- [Document source]:
Transports publics: l'ATE retire son initiative

Le peuple devra voter sur le rail, mais pas sur l'initiative populaire "Pour les transports publics". Satisfaite du contre-projet direct adopté par le Parlement la semaine dernière, l'Association transports et environnement (ATE) a retiré son texte vendredi.

Attendue, la décision a été prise à l'unanimité. L’initiative a été le moteur du Parlement, sans elle, le Conseil fédéral n'aurait jamais agi autant et si rapidement , s'est félicitée devant la presse la conseillère nationale Evi Allemann (PS/BE), présidente de l'ATE.

Le texte soutenu par 27 associations réunies au sein de l'Alliance pour les transports publics prévoyait d'affecter les recettes de l'impôt sur les huiles minérales à parts égales à la route et au rail. Son principal but était d'assurer le financement et l'aménagement des transports publics.

Le projet de financement et d'aménagement de l'infrastructure (FAIF) adopté par le Parlement a largement atteint cet objectif. Il permet un financement durable, d'un volume au moins équivalent à celui qu'aurait apporté l'initiative et incluant l'entretien de l'infrastructure, a salué le conseiller national Roger Nordmann (PS/VD), président de l'alliance.

- [Les données]:

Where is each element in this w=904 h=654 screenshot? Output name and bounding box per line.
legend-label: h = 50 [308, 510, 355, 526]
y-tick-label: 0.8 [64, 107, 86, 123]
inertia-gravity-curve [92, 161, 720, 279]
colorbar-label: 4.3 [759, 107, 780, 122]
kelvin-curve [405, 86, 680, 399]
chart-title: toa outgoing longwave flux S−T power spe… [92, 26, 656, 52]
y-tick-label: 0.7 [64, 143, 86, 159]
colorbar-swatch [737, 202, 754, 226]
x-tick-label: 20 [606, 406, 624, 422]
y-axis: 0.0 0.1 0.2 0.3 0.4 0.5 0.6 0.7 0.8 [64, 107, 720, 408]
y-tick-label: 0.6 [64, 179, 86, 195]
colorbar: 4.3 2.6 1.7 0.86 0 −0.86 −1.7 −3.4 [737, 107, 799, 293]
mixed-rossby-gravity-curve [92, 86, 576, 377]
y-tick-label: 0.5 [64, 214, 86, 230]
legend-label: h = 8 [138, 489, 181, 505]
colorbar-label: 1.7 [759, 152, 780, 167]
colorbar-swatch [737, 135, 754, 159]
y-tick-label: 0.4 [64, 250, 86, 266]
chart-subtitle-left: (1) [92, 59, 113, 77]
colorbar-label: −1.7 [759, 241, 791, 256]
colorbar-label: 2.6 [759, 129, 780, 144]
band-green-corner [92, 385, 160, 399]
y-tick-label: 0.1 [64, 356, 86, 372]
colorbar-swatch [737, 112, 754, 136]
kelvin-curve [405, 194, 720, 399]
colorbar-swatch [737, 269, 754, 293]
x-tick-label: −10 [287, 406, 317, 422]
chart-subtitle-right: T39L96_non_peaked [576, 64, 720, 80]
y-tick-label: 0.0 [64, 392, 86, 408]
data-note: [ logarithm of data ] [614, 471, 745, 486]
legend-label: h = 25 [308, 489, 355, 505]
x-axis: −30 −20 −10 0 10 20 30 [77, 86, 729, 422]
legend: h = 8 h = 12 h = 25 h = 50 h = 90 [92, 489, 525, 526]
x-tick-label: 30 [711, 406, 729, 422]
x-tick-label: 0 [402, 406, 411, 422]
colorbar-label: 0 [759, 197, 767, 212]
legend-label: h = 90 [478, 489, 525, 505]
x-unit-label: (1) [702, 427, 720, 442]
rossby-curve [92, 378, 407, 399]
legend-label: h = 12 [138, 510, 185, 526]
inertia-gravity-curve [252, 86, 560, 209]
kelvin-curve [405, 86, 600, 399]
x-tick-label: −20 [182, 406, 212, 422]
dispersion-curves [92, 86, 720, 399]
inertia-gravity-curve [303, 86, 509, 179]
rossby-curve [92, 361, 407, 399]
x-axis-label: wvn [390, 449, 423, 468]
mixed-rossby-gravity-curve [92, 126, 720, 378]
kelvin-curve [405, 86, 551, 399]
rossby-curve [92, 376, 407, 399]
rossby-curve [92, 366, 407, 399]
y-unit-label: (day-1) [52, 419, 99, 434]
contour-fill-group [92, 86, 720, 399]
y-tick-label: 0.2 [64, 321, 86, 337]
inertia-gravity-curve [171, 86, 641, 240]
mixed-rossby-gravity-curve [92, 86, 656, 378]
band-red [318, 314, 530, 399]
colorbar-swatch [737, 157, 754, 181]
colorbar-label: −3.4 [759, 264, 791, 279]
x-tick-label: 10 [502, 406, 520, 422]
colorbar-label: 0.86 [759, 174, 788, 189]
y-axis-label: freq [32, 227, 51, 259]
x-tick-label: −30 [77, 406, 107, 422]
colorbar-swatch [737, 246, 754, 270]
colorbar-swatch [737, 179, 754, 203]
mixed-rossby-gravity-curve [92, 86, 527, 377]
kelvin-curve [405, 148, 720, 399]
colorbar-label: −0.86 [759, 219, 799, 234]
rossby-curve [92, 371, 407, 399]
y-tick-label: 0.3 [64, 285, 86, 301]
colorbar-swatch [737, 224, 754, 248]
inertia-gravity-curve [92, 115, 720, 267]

- [Comment procéder]:
Recopiez mot pour mot le passage de l'article sur le retrait de l'initiative de l'ATE qui va de « Transports publics: l'ATE » à « des transports publics. ».

- [Votre réponse]:
Transports publics: l'ATE retire son initiative

Le peuple devra voter sur le rail, mais pas sur l'initiative populaire "Pour les transports publics". Satisfaite du contre-projet direct adopté par le Parlement la semaine dernière, l'Association transports et environnement (ATE) a retiré son texte vendredi.

Attendue, la décision a été prise à l'unanimité. L’initiative a été le moteur du Parlement, sans elle, le Conseil fédéral n'aurait jamais agi autant et si rapidement , s'est félicitée devant la presse la conseillère nationale Evi Allemann (PS/BE), présidente de l'ATE.

Le texte soutenu par 27 associations réunies au sein de l'Alliance pour les transports publics prévoyait d'affecter les recettes de l'impôt sur les huiles minérales à parts égales à la route et au rail. Son principal but était d'assurer le financement et l'aménagement des transports publics.